O mesmo prazo (cinco anos) aplica-se aos procedimentos contra-ordenacionais, sendo que pode ser aumentado para oito se o suspeito tiver sido entretanto ouvido ou acusado pelo supervisor. Isto é, as eventuais violações das regras do Regime Geral das Instituições de Crédito e Sociedades Financeiras também estão prescritas.
Contudo, a questão prescricional é irrelevante para o BCE decidir sobre a possível reavaliação de Paulo Macedo. Ao que o Observador apurou, o que interessa neste tipo de avaliações é a gravidade dos factos — a possibilidade de prescrição não é relevante.
Por exemplo, a auditoria da EY sobre a gestão da CGD no período de 2000 a 2015 levou o Banco de Portugal, segundo o Expresso, a iniciar o chamado processo “fit & proper” para avaliar se sete ex-administradores da Caixa que desempenhavam ou queriam candidatar-se a funções de gestão no Novo Banco, BCP, Finantia, EuroBic e na própria CGD tinham condições em termos de idoneidade, sendo que na esmagadora maioria dos casos já tinha ocorrido a prescrição contra-ordenacional. Estavam em causa nomes como José Araújo Silva, Norberto Rosa, Pedro Cardoso ou António Vila-Nova. Destes três, só Vila-Nova foi autorizado a entrar para chairman do Finantia, enquanto Norberto Rosa e Pedro Cardoso não tiveram autorização para entrar para o BCP e para o Bison Bank e Araújo Silva foi obrigado a renunciar ao mandato como administrador do EuroBic.

| Extrato de dados |
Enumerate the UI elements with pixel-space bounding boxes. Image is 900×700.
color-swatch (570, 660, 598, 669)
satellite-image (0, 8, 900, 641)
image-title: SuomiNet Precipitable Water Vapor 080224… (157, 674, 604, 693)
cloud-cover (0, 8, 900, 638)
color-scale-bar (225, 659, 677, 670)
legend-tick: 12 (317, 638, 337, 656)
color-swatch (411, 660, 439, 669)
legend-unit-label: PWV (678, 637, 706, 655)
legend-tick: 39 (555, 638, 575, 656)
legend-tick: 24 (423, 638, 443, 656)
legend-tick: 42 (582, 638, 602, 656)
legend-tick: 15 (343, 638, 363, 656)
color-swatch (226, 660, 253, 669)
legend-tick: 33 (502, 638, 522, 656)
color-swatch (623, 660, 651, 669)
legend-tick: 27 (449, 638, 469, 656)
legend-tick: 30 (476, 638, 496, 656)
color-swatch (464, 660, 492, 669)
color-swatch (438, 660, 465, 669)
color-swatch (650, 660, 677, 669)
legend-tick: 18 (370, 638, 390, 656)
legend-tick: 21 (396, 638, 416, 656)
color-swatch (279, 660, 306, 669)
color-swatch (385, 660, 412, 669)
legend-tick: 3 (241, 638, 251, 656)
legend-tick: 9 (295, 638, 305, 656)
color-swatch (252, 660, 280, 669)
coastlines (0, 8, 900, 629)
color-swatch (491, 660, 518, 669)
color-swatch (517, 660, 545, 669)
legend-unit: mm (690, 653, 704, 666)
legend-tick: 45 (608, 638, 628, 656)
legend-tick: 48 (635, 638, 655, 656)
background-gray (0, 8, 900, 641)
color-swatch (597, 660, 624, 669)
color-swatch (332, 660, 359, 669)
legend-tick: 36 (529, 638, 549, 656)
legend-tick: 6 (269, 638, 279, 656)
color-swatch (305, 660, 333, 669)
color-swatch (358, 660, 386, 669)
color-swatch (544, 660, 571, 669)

| Enunciado da tarefa |
Prossiga o texto sobre a prescrição e a avaliação de idoneidade de gestores da CGD a partir da última frase apresentada.

| Resultado do exercício |
Voltando ao caso de Paulo Macedo. No fundo, o BCE está a avaliar informalmente se os factos têm gravidade suficiente para ser retirada a idoneidade ao líder executivo da CGD. A isso obrigam as regras do processo “fit & proper”, que referem expressamente que o BCE tem “todos os poderes para desempenhar o seu papel” de supervisor europeu, sendo que a “recolha de informações, incluindo entrevistas e imposição de condições” são processos automáticos sempre que surgem “novos factos” que justifiquem a intervenção do BCE.
Por exemplo, tem de ser analisado se o facto de Macedo ter dado alegadamente ordens aos serviços do BCP para contratar um diretor (João Conceição) que nunca trabalhou no banco mas recebeu 153 mil euros do BCP corresponde a uma gestão sã e prudente — um conceito essencial nas regras de supervisão do BCE.
E como decorrerá o processo de reavaliação da idoneidade de Paulo Macedo? Seja numa base informal, seja formal, o processo será sempre decidido pelo BCE, mas com os serviços do Departamento de Averiguação e Ação Sancionatória do Banco de Portugal a elaborarem um projeto de decisão em conjunto com os responsáveis do BCE. Em matéria de supervisão, como é a questão da idoneidade, o poder de decisão pertence a Frankfurt. Se estivesse em causa um processo de contra-ordenação, aí o poder de decisão seria do Banco de Portugal.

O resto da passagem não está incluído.